Written request.
Lay out every line below as a Markdown table with the columns "Row" and "Line", numbering the rows and omitting blank lines. Leave the pictures out of the table.

Provided entries.
--*--

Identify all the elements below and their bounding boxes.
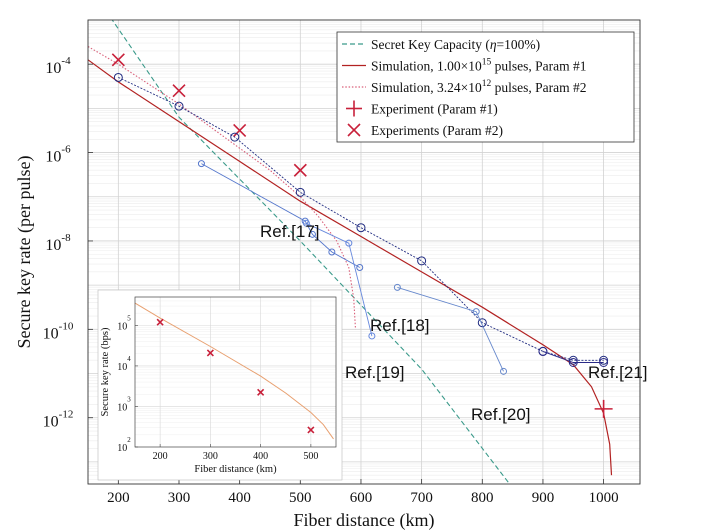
series-line-sim2 [88, 46, 357, 330]
reference-point [393, 283, 401, 291]
inset-x-tick-label: 300 [203, 451, 218, 462]
legend-swatch [346, 100, 362, 117]
legend-entry-skc: Secret Key Capacity (η=100%) [342, 37, 540, 52]
legend-swatch [347, 123, 361, 137]
x-tick-label: 700 [410, 490, 433, 506]
x-tick-label: 300 [168, 490, 191, 506]
experiment-point-param2 [293, 163, 307, 177]
inset-experiment-point [206, 349, 214, 357]
legend-label: Experiments (Param #2) [371, 123, 503, 138]
experiment-point-param2 [172, 84, 186, 98]
inset-x-tick-label: 200 [153, 451, 168, 462]
reference-line [306, 222, 373, 337]
reference-line [118, 76, 604, 361]
legend-entry-exp1: Experiment (Param #1) [346, 100, 498, 117]
experiment-point-param1 [594, 399, 613, 418]
reference-point [599, 355, 609, 365]
reference-label: Ref.[20] [471, 405, 531, 424]
legend-entry-sim1: Simulation, 1.00×1015 pulses, Param #1 [342, 58, 587, 74]
inset-experiment-point [307, 426, 315, 434]
reference-line [542, 350, 604, 363]
reference-point [328, 248, 336, 256]
reference-point [197, 160, 205, 168]
reference-point [345, 239, 353, 247]
reference-point [356, 223, 366, 233]
reference-point [568, 357, 578, 367]
x-tick-label: 600 [350, 490, 373, 506]
reference-point [113, 72, 123, 82]
reference-label: Ref.[17] [260, 222, 320, 241]
reference-point [302, 219, 310, 227]
y-tick-label: 10-12 [43, 409, 74, 431]
reference-point [295, 187, 305, 197]
reference-point [599, 357, 609, 367]
experiment-point-param2 [111, 53, 125, 67]
y-tick-label: 10-6 [45, 144, 71, 166]
y-axis-label: Secure key rate (per pulse) [14, 156, 35, 349]
reference-point [174, 101, 184, 111]
legend-entry-exp2: Experiments (Param #2) [347, 123, 503, 138]
reference-point [230, 132, 240, 142]
inset-curve [134, 302, 334, 440]
reference-label: Ref.[19] [345, 363, 405, 382]
legend-entry-sim2: Simulation, 3.24×1012 pulses, Param #2 [342, 79, 587, 95]
reference-line [201, 163, 361, 268]
reference-point [368, 332, 376, 340]
legend-label: Experiment (Param #1) [371, 102, 498, 117]
reference-point [472, 308, 480, 316]
reference-point [477, 318, 487, 328]
inset-y-tick-label: 105 [117, 314, 131, 332]
inset-x-axis-label: Fiber distance (km) [194, 464, 277, 475]
inset-background [97, 289, 343, 481]
reference-label: Ref.[21] [588, 363, 648, 382]
inset-x-tick-label: 400 [253, 451, 268, 462]
inset-experiment-point [156, 318, 164, 326]
plot-frame [87, 19, 641, 485]
reference-label: Ref.[18] [370, 316, 430, 335]
series-line-skc [111, 20, 511, 484]
x-tick-label: 500 [289, 490, 312, 506]
inset-experiment-point [257, 388, 265, 396]
x-tick-label: 900 [532, 490, 555, 506]
x-axis-label: Fiber distance (km) [294, 510, 435, 531]
x-tick-label: 1000 [589, 490, 619, 506]
legend-label: Secret Key Capacity (η=100%) [371, 37, 540, 52]
reference-series: Ref.[17] Ref.[18] Ref.[19] Ref.[20] Ref.[21] [113, 72, 648, 424]
reference-point [308, 230, 316, 238]
legend-label: Simulation, 1.00×1015 pulses, Param #1 [371, 58, 587, 74]
legend-box [336, 31, 635, 143]
main-axes: 200 300 400 500 600 700 800 900 1000 10-4 10-6 10-8… [14, 19, 641, 531]
legend-label: Simulation, 3.24×1012 pulses, Param #2 [371, 79, 587, 95]
reference-point [568, 355, 578, 365]
inset-y-tick-label: 103 [117, 395, 131, 413]
y-tick-label: 10-4 [45, 55, 71, 77]
experiment-point-param2 [233, 123, 247, 138]
inset-y-tick-label: 104 [117, 355, 131, 373]
reference-point [500, 367, 508, 375]
x-tick-label: 200 [107, 490, 130, 506]
inset-y-tick-label: 102 [117, 436, 131, 454]
y-tick-label: 10-10 [43, 320, 74, 342]
reference-point [356, 263, 364, 271]
inset-y-axis-label: Secure key rate (bps) [100, 327, 111, 416]
inset-chart: 200 300 400 500 102 103 104 105 Fiber distance (… [97, 289, 343, 481]
x-tick-label: 400 [228, 490, 251, 506]
y-tick-label: 10-8 [45, 232, 71, 254]
reference-point [538, 346, 548, 356]
reference-point [417, 256, 427, 266]
legend: Secret Key Capacity (η=100%) Simulation, … [336, 31, 635, 143]
inset-x-tick-label: 500 [303, 451, 318, 462]
x-tick-label: 800 [471, 490, 494, 506]
main-series [88, 20, 613, 484]
reference-line [397, 286, 504, 372]
inset-frame [134, 296, 337, 448]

--*--

Final result.
| Row | Line |
|---|---|
| 1 | Identify all the elements below and their bounding boxes. |
| 2 | series-line-sim2 [88, 46, 357, 330] |
| 3 | reference-point [393, 283, 401, 291] |
| 4 | inset-x-tick-label: 300 [203, 451, 218, 462] |
| 5 | legend-swatch [346, 100, 362, 117] |
| 6 | legend-entry-skc: Secret Key Capacity (η=100%) [342, 37, 540, 52] |
| 7 | legend-swatch [347, 123, 361, 137] |
| 8 | x-tick-label: 700 [410, 490, 433, 506] |
| 9 | x-tick-label: 300 [168, 490, 191, 506] |
| 10 | experiment-point-param2 [293, 163, 307, 177] |
| 11 | inset-experiment-point [206, 349, 214, 357] |
| 12 | legend-label: Experiments (Param #2) [371, 123, 503, 138] |
| 13 | experiment-point-param2 [172, 84, 186, 98] |
| 14 | inset-x-tick-label: 200 [153, 451, 168, 462] |
| 15 | reference-line [306, 222, 373, 337] |
| 16 | reference-line [118, 76, 604, 361] |
| 17 | legend-entry-exp1: Experiment (Param #1) [346, 100, 498, 117] |
| 18 | experiment-point-param1 [594, 399, 613, 418] |
| 19 | reference-point [599, 355, 609, 365] |
| 20 | reference-label: Ref.[20] [471, 405, 531, 424] |
| 21 | legend-entry-sim1: Simulation, 1.00×1015 pulses, Param #1 [342, 58, 587, 74] |
| 22 | inset-experiment-point [307, 426, 315, 434] |
| 23 | reference-line [542, 350, 604, 363] |
| 24 | reference-point [328, 248, 336, 256] |
| 25 | reference-point [197, 160, 205, 168] |
| 26 | reference-point [345, 239, 353, 247] |
| 27 | reference-point [356, 223, 366, 233] |
| 28 | reference-point [568, 357, 578, 367] |
| 29 | x-tick-label: 600 [350, 490, 373, 506] |
| 30 | reference-point [113, 72, 123, 82] |
| 31 | reference-label: Ref.[17] [260, 222, 320, 241] |
| 32 | reference-point [302, 219, 310, 227] |
| 33 | y-tick-label: 10-12 [43, 409, 74, 431] |
| 34 | reference-point [295, 187, 305, 197] |
| 35 | reference-point [599, 357, 609, 367] |
| 36 | experiment-point-param2 [111, 53, 125, 67] |
| 37 | y-tick-label: 10-6 [45, 144, 71, 166] |
| 38 | y-axis-label: Secure key rate (per pulse) [14, 156, 35, 349] |
| 39 | reference-point [174, 101, 184, 111] |
| 40 | legend-entry-exp2: Experiments (Param #2) [347, 123, 503, 138] |
| 41 | reference-point [230, 132, 240, 142] |
| 42 | inset-curve [134, 302, 334, 440] |
| 43 | reference-label: Ref.[19] [345, 363, 405, 382] |
| 44 | legend-entry-sim2: Simulation, 3.24×1012 pulses, Param #2 [342, 79, 587, 95] |
| 45 | reference-line [201, 163, 361, 268] |
| 46 | reference-point [368, 332, 376, 340] |
| 47 | legend-label: Experiment (Param #1) [371, 102, 498, 117] |
| 48 | reference-point [472, 308, 480, 316] |
| 49 | reference-point [477, 318, 487, 328] |
| 50 | inset-y-tick-label: 105 [117, 314, 131, 332] |
| 51 | inset-x-axis-label: Fiber distance (km) [194, 464, 277, 475] |
| 52 | inset-background [97, 289, 343, 481] |
| 53 | reference-label: Ref.[21] [588, 363, 648, 382] |
| 54 | inset-x-tick-label: 400 [253, 451, 268, 462] |
| 55 | inset-experiment-point [156, 318, 164, 326] |
| 56 | plot-frame [87, 19, 641, 485] |
| 57 | reference-label: Ref.[18] [370, 316, 430, 335] |
| 58 | series-line-skc [111, 20, 511, 484] |
| 59 | x-tick-label: 500 [289, 490, 312, 506] |
| 60 | inset-experiment-point [257, 388, 265, 396] |
| 61 | x-tick-label: 900 [532, 490, 555, 506] |
| 62 | x-axis-label: Fiber distance (km) [294, 510, 435, 531] |
| 63 | x-tick-label: 1000 [589, 490, 619, 506] |
| 64 | legend-label: Secret Key Capacity (η=100%) [371, 37, 540, 52] |
| 65 | reference-series: Ref.[17] Ref.[18] Ref.[19] Ref.[20] Ref.[21] [113, 72, 648, 424] |
| 66 | reference-point [308, 230, 316, 238] |
| 67 | legend-label: Simulation, 1.00×1015 pulses, Param #1 [371, 58, 587, 74] |
| 68 | legend-box [336, 31, 635, 143] |
| 69 | main-axes: 200 300 400 500 600 700 800 900 1000 10-4 10-6 10-8… [14, 19, 641, 531] |
| 70 | legend-label: Simulation, 3.24×1012 pulses, Param #2 [371, 79, 587, 95] |
| 71 | reference-point [568, 355, 578, 365] |
| 72 | inset-y-tick-label: 103 [117, 395, 131, 413] |
| 73 | y-tick-label: 10-4 [45, 55, 71, 77] |
| 74 | experiment-point-param2 [233, 123, 247, 138] |
| 75 | inset-y-tick-label: 104 [117, 355, 131, 373] |
| 76 | reference-point [500, 367, 508, 375] |
| 77 | x-tick-label: 200 [107, 490, 130, 506] |
| 78 | inset-y-tick-label: 102 [117, 436, 131, 454] |
| 79 | y-tick-label: 10-10 [43, 320, 74, 342] |
| 80 | reference-point [356, 263, 364, 271] |
| 81 | inset-y-axis-label: Secure key rate (bps) [100, 327, 111, 416] |
| 82 | inset-chart: 200 300 400 500 102 103 104 105 Fiber distance (… [97, 289, 343, 481] |
| 83 | x-tick-label: 400 [228, 490, 251, 506] |
| 84 | y-tick-label: 10-8 [45, 232, 71, 254] |
| 85 | reference-point [538, 346, 548, 356] |
| 86 | reference-point [417, 256, 427, 266] |
| 87 | legend: Secret Key Capacity (η=100%) Simulation, … [336, 31, 635, 143] |
| 88 | inset-x-tick-label: 500 [303, 451, 318, 462] |
| 89 | x-tick-label: 800 [471, 490, 494, 506] |
| 90 | main-series [88, 20, 613, 484] |
| 91 | reference-line [397, 286, 504, 372] |
| 92 | inset-frame [134, 296, 337, 448] |